(Stored entries)
------------
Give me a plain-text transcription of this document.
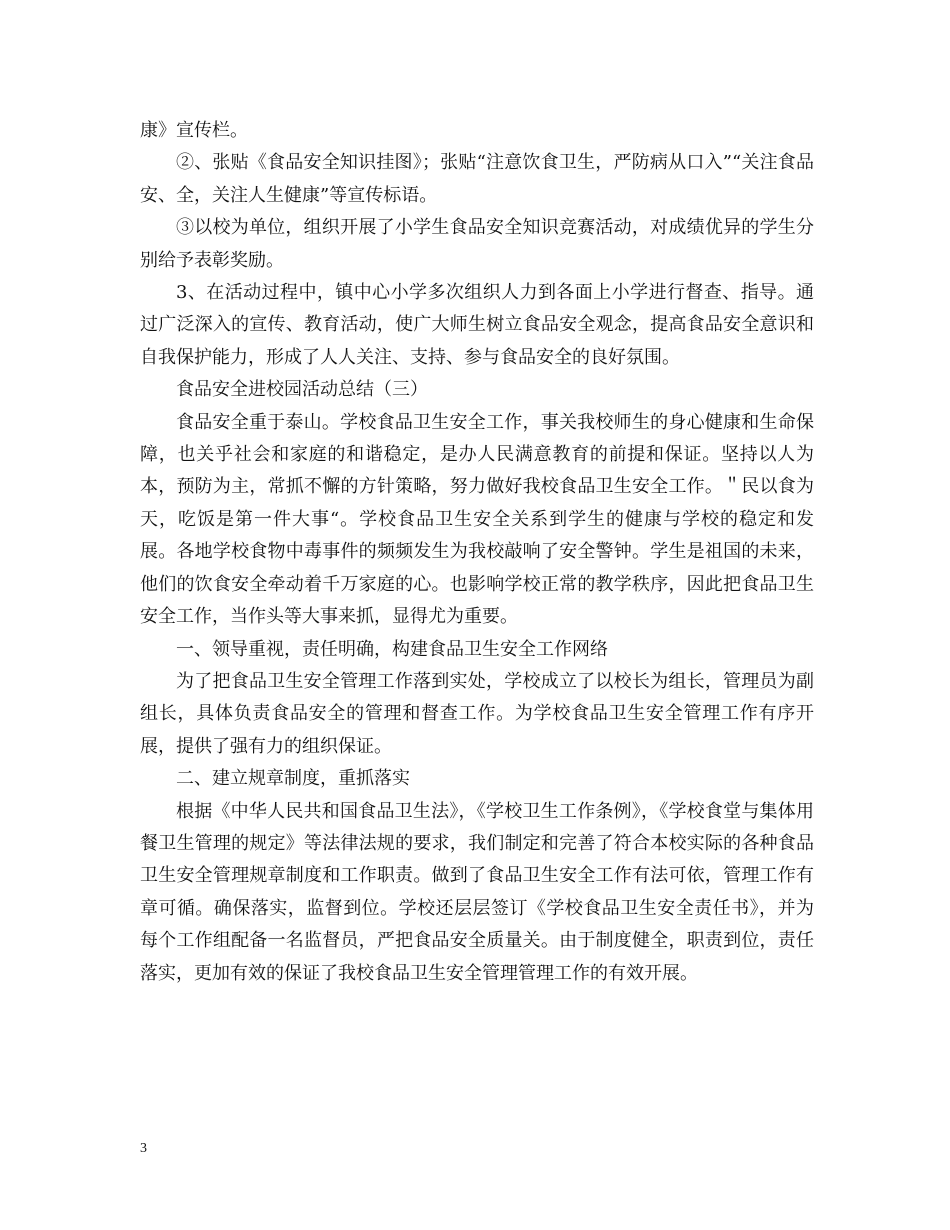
康》宣传栏。

②、张贴《食品安全知识挂图》；张贴“注意饮食卫生，严防病从口入”“关注食品安、全，关注人生健康”等宣传标语。

③以校为单位，组织开展了小学生食品安全知识竞赛活动，对成绩优异的学生分别给予表彰奖励。

3、在活动过程中，镇中心小学多次组织人力到各面上小学进行督查、指导。通过广泛深入的宣传、教育活动，使广大师生树立食品安全观念，提高食品安全意识和自我保护能力，形成了人人关注、支持、参与食品安全的良好氛围。

食品安全进校园活动总结（三）

食品安全重于泰山。学校食品卫生安全工作，事关我校师生的身心健康和生命保障，也关乎社会和家庭的和谐稳定，是办人民满意教育的前提和保证。坚持以人为本，预防为主，常抓不懈的方针策略，努力做好我校食品卫生安全工作。＂民以食为天，吃饭是第一件大事“。学校食品卫生安全关系到学生的健康与学校的稳定和发展。各地学校食物中毒事件的频频发生为我校敲响了安全警钟。学生是祖国的未来，他们的饮食安全牵动着千万家庭的心。也影响学校正常的教学秩序，因此把食品卫生安全工作，当作头等大事来抓，显得尤为重要。

一、领导重视，责任明确，构建食品卫生安全工作网络

为了把食品卫生安全管理工作落到实处，学校成立了以校长为组长，管理员为副组长，具体负责食品安全的管理和督查工作。为学校食品卫生安全管理工作有序开展，提供了强有力的组织保证。

二、建立规章制度，重抓落实

根据《中华人民共和国食品卫生法》，《学校卫生工作条例》，《学校食堂与集体用餐卫生管理的规定》等法律法规的要求，我们制定和完善了符合本校实际的各种食品卫生安全管理规章制度和工作职责。做到了食品卫生安全工作有法可依，管理工作有章可循。确保落实，监督到位。学校还层层签订《学校食品卫生安全责任书》，并为每个工作组配备一名监督员，严把食品安全质量关。由于制度健全，职责到位，责任落实，更加有效的保证了我校食品卫生安全管理管理工作的有效开展。

3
------------
What to do:
Except for the pictures, reproduce every line exactly.

Full solution:
Give me a plain-text transcription of this document.
康》宣传栏。

②、张贴《食品安全知识挂图》；张贴“注意饮食卫生，严防病从口入”“关注食品安、全，关注人生健康”等宣传标语。

③以校为单位，组织开展了小学生食品安全知识竞赛活动，对成绩优异的学生分别给予表彰奖励。

3、在活动过程中，镇中心小学多次组织人力到各面上小学进行督查、指导。通过广泛深入的宣传、教育活动，使广大师生树立食品安全观念，提高食品安全意识和自我保护能力，形成了人人关注、支持、参与食品安全的良好氛围。

食品安全进校园活动总结（三）

食品安全重于泰山。学校食品卫生安全工作，事关我校师生的身心健康和生命保障，也关乎社会和家庭的和谐稳定，是办人民满意教育的前提和保证。坚持以人为本，预防为主，常抓不懈的方针策略，努力做好我校食品卫生安全工作。＂民以食为天，吃饭是第一件大事“。学校食品卫生安全关系到学生的健康与学校的稳定和发展。各地学校食物中毒事件的频频发生为我校敲响了安全警钟。学生是祖国的未来，他们的饮食安全牵动着千万家庭的心。也影响学校正常的教学秩序，因此把食品卫生安全工作，当作头等大事来抓，显得尤为重要。

一、领导重视，责任明确，构建食品卫生安全工作网络

为了把食品卫生安全管理工作落到实处，学校成立了以校长为组长，管理员为副组长，具体负责食品安全的管理和督查工作。为学校食品卫生安全管理工作有序开展，提供了强有力的组织保证。

二、建立规章制度，重抓落实

根据《中华人民共和国食品卫生法》，《学校卫生工作条例》，《学校食堂与集体用餐卫生管理的规定》等法律法规的要求，我们制定和完善了符合本校实际的各种食品卫生安全管理规章制度和工作职责。做到了食品卫生安全工作有法可依，管理工作有章可循。确保落实，监督到位。学校还层层签订《学校食品卫生安全责任书》，并为每个工作组配备一名监督员，严把食品安全质量关。由于制度健全，职责到位，责任落实，更加有效的保证了我校食品卫生安全管理管理工作的有效开展。

3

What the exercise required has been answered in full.